◆ **Do this**
Reproduce each record below exactly as written.

********

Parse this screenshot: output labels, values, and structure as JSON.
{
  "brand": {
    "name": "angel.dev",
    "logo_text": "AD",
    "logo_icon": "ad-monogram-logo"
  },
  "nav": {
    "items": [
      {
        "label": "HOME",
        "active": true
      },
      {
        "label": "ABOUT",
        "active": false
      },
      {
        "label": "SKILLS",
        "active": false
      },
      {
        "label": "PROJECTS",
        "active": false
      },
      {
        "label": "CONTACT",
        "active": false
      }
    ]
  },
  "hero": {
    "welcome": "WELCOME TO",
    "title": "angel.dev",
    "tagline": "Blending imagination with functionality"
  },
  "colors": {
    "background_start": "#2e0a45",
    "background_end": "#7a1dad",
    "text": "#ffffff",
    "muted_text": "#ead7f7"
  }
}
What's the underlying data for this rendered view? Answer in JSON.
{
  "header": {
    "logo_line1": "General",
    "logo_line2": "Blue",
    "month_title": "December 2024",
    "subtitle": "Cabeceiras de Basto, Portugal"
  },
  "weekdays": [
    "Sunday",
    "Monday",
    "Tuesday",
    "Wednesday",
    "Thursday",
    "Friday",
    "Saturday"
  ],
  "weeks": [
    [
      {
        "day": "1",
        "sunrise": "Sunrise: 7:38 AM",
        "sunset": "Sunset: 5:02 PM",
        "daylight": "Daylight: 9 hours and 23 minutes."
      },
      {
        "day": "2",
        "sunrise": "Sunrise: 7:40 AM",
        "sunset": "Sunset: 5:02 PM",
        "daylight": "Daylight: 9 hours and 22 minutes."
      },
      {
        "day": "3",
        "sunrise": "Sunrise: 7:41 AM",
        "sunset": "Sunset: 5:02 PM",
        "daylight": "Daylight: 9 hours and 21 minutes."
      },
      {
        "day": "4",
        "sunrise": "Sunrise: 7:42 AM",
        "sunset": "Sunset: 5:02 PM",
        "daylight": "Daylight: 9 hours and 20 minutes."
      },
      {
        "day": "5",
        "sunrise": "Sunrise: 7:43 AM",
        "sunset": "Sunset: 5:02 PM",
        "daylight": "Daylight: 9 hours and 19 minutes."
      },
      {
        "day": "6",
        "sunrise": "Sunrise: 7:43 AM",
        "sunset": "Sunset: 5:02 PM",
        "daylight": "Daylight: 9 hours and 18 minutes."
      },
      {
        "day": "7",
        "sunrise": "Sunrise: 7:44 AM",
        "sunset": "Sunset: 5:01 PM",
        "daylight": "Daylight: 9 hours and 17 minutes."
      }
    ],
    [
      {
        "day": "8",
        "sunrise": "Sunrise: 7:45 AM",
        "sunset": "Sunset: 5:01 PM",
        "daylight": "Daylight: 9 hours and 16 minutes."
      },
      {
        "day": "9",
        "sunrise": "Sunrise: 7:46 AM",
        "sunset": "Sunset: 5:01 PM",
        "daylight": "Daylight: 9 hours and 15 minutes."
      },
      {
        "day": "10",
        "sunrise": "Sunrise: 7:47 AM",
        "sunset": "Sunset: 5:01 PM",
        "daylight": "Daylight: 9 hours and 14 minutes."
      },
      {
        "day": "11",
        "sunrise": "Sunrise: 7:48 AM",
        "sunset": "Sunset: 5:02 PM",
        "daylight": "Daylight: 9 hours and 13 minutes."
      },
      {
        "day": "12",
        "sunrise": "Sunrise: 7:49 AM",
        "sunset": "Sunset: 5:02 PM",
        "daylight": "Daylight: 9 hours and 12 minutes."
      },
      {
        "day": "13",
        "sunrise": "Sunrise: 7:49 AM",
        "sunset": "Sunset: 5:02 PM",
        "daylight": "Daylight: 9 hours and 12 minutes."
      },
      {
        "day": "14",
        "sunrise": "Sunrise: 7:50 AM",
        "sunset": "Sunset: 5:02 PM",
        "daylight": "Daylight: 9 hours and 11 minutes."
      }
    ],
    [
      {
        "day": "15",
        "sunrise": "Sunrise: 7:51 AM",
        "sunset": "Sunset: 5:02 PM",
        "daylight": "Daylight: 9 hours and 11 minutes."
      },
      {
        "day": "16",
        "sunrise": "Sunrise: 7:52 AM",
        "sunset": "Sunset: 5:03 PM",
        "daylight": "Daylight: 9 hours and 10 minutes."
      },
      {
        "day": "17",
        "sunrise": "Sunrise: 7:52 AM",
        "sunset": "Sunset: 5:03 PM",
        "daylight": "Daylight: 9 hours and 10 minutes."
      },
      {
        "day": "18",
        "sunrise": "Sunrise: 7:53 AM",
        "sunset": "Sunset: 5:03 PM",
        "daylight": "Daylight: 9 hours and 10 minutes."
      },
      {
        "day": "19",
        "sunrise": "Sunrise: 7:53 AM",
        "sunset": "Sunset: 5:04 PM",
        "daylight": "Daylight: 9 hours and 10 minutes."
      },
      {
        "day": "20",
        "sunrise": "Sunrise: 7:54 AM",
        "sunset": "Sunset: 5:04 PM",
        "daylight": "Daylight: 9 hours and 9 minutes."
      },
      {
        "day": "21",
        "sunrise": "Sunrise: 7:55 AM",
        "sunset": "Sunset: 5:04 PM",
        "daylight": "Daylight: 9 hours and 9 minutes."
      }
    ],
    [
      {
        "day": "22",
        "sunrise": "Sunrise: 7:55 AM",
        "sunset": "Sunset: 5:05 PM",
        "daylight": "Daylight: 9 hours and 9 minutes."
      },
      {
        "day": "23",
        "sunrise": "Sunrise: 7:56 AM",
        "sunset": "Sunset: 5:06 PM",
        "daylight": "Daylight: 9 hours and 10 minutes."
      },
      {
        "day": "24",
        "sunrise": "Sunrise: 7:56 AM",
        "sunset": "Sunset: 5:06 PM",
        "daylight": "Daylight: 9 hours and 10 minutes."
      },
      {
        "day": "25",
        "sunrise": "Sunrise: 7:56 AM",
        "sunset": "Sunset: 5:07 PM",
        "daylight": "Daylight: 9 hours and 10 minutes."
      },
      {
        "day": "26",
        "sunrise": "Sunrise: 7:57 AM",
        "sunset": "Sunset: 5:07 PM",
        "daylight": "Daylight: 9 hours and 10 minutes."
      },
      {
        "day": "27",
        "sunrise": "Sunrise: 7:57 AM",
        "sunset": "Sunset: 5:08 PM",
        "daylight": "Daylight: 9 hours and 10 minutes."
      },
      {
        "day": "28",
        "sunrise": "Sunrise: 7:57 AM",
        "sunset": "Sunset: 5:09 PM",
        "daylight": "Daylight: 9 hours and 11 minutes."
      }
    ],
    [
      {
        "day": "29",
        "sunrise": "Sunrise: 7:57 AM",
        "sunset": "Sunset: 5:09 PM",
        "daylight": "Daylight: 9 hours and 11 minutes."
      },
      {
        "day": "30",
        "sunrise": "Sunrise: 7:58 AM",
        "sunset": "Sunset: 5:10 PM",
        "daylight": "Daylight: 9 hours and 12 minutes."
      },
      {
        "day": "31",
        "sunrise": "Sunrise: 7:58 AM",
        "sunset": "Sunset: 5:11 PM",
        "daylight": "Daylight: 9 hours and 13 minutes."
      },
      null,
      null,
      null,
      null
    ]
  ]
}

********

◆ **Result for this task**
Parse this screenshot: output labels, values, and structure as JSON.
{
  "brand": {
    "name": "angel.dev",
    "logo_text": "AD",
    "logo_icon": "ad-monogram-logo"
  },
  "nav": {
    "items": [
      {
        "label": "HOME",
        "active": true
      },
      {
        "label": "ABOUT",
        "active": false
      },
      {
        "label": "SKILLS",
        "active": false
      },
      {
        "label": "PROJECTS",
        "active": false
      },
      {
        "label": "CONTACT",
        "active": false
      }
    ]
  },
  "hero": {
    "welcome": "WELCOME TO",
    "title": "angel.dev",
    "tagline": "Blending imagination with functionality"
  },
  "colors": {
    "background_start": "#2e0a45",
    "background_end": "#7a1dad",
    "text": "#ffffff",
    "muted_text": "#ead7f7"
  }
}
What's the underlying data for this rendered view? Answer in JSON.
{
  "header": {
    "logo_line1": "General",
    "logo_line2": "Blue",
    "month_title": "December 2024",
    "subtitle": "Cabeceiras de Basto, Portugal"
  },
  "weekdays": [
    "Sunday",
    "Monday",
    "Tuesday",
    "Wednesday",
    "Thursday",
    "Friday",
    "Saturday"
  ],
  "weeks": [
    [
      {
        "day": "1",
        "sunrise": "Sunrise: 7:38 AM",
        "sunset": "Sunset: 5:02 PM",
        "daylight": "Daylight: 9 hours and 23 minutes."
      },
      {
        "day": "2",
        "sunrise": "Sunrise: 7:40 AM",
        "sunset": "Sunset: 5:02 PM",
        "daylight": "Daylight: 9 hours and 22 minutes."
      },
      {
        "day": "3",
        "sunrise": "Sunrise: 7:41 AM",
        "sunset": "Sunset: 5:02 PM",
        "daylight": "Daylight: 9 hours and 21 minutes."
      },
      {
        "day": "4",
        "sunrise": "Sunrise: 7:42 AM",
        "sunset": "Sunset: 5:02 PM",
        "daylight": "Daylight: 9 hours and 20 minutes."
      },
      {
        "day": "5",
        "sunrise": "Sunrise: 7:43 AM",
        "sunset": "Sunset: 5:02 PM",
        "daylight": "Daylight: 9 hours and 19 minutes."
      },
      {
        "day": "6",
        "sunrise": "Sunrise: 7:43 AM",
        "sunset": "Sunset: 5:02 PM",
        "daylight": "Daylight: 9 hours and 18 minutes."
      },
      {
        "day": "7",
        "sunrise": "Sunrise: 7:44 AM",
        "sunset": "Sunset: 5:01 PM",
        "daylight": "Daylight: 9 hours and 17 minutes."
      }
    ],
    [
      {
        "day": "8",
        "sunrise": "Sunrise: 7:45 AM",
        "sunset": "Sunset: 5:01 PM",
        "daylight": "Daylight: 9 hours and 16 minutes."
      },
      {
        "day": "9",
        "sunrise": "Sunrise: 7:46 AM",
        "sunset": "Sunset: 5:01 PM",
        "daylight": "Daylight: 9 hours and 15 minutes."
      },
      {
        "day": "10",
        "sunrise": "Sunrise: 7:47 AM",
        "sunset": "Sunset: 5:01 PM",
        "daylight": "Daylight: 9 hours and 14 minutes."
      },
      {
        "day": "11",
        "sunrise": "Sunrise: 7:48 AM",
        "sunset": "Sunset: 5:02 PM",
        "daylight": "Daylight: 9 hours and 13 minutes."
      },
      {
        "day": "12",
        "sunrise": "Sunrise: 7:49 AM",
        "sunset": "Sunset: 5:02 PM",
        "daylight": "Daylight: 9 hours and 12 minutes."
      },
      {
        "day": "13",
        "sunrise": "Sunrise: 7:49 AM",
        "sunset": "Sunset: 5:02 PM",
        "daylight": "Daylight: 9 hours and 12 minutes."
      },
      {
        "day": "14",
        "sunrise": "Sunrise: 7:50 AM",
        "sunset": "Sunset: 5:02 PM",
        "daylight": "Daylight: 9 hours and 11 minutes."
      }
    ],
    [
      {
        "day": "15",
        "sunrise": "Sunrise: 7:51 AM",
        "sunset": "Sunset: 5:02 PM",
        "daylight": "Daylight: 9 hours and 11 minutes."
      },
      {
        "day": "16",
        "sunrise": "Sunrise: 7:52 AM",
        "sunset": "Sunset: 5:03 PM",
        "daylight": "Daylight: 9 hours and 10 minutes."
      },
      {
        "day": "17",
        "sunrise": "Sunrise: 7:52 AM",
        "sunset": "Sunset: 5:03 PM",
        "daylight": "Daylight: 9 hours and 10 minutes."
      },
      {
        "day": "18",
        "sunrise": "Sunrise: 7:53 AM",
        "sunset": "Sunset: 5:03 PM",
        "daylight": "Daylight: 9 hours and 10 minutes."
      },
      {
        "day": "19",
        "sunrise": "Sunrise: 7:53 AM",
        "sunset": "Sunset: 5:04 PM",
        "daylight": "Daylight: 9 hours and 10 minutes."
      },
      {
        "day": "20",
        "sunrise": "Sunrise: 7:54 AM",
        "sunset": "Sunset: 5:04 PM",
        "daylight": "Daylight: 9 hours and 9 minutes."
      },
      {
        "day": "21",
        "sunrise": "Sunrise: 7:55 AM",
        "sunset": "Sunset: 5:04 PM",
        "daylight": "Daylight: 9 hours and 9 minutes."
      }
    ],
    [
      {
        "day": "22",
        "sunrise": "Sunrise: 7:55 AM",
        "sunset": "Sunset: 5:05 PM",
        "daylight": "Daylight: 9 hours and 9 minutes."
      },
      {
        "day": "23",
        "sunrise": "Sunrise: 7:56 AM",
        "sunset": "Sunset: 5:06 PM",
        "daylight": "Daylight: 9 hours and 10 minutes."
      },
      {
        "day": "24",
        "sunrise": "Sunrise: 7:56 AM",
        "sunset": "Sunset: 5:06 PM",
        "daylight": "Daylight: 9 hours and 10 minutes."
      },
      {
        "day": "25",
        "sunrise": "Sunrise: 7:56 AM",
        "sunset": "Sunset: 5:07 PM",
        "daylight": "Daylight: 9 hours and 10 minutes."
      },
      {
        "day": "26",
        "sunrise": "Sunrise: 7:57 AM",
        "sunset": "Sunset: 5:07 PM",
        "daylight": "Daylight: 9 hours and 10 minutes."
      },
      {
        "day": "27",
        "sunrise": "Sunrise: 7:57 AM",
        "sunset": "Sunset: 5:08 PM",
        "daylight": "Daylight: 9 hours and 10 minutes."
      },
      {
        "day": "28",
        "sunrise": "Sunrise: 7:57 AM",
        "sunset": "Sunset: 5:09 PM",
        "daylight": "Daylight: 9 hours and 11 minutes."
      }
    ],
    [
      {
        "day": "29",
        "sunrise": "Sunrise: 7:57 AM",
        "sunset": "Sunset: 5:09 PM",
        "daylight": "Daylight: 9 hours and 11 minutes."
      },
      {
        "day": "30",
        "sunrise": "Sunrise: 7:58 AM",
        "sunset": "Sunset: 5:10 PM",
        "daylight": "Daylight: 9 hours and 12 minutes."
      },
      {
        "day": "31",
        "sunrise": "Sunrise: 7:58 AM",
        "sunset": "Sunset: 5:11 PM",
        "daylight": "Daylight: 9 hours and 13 minutes."
      },
      null,
      null,
      null,
      null
    ]
  ]
}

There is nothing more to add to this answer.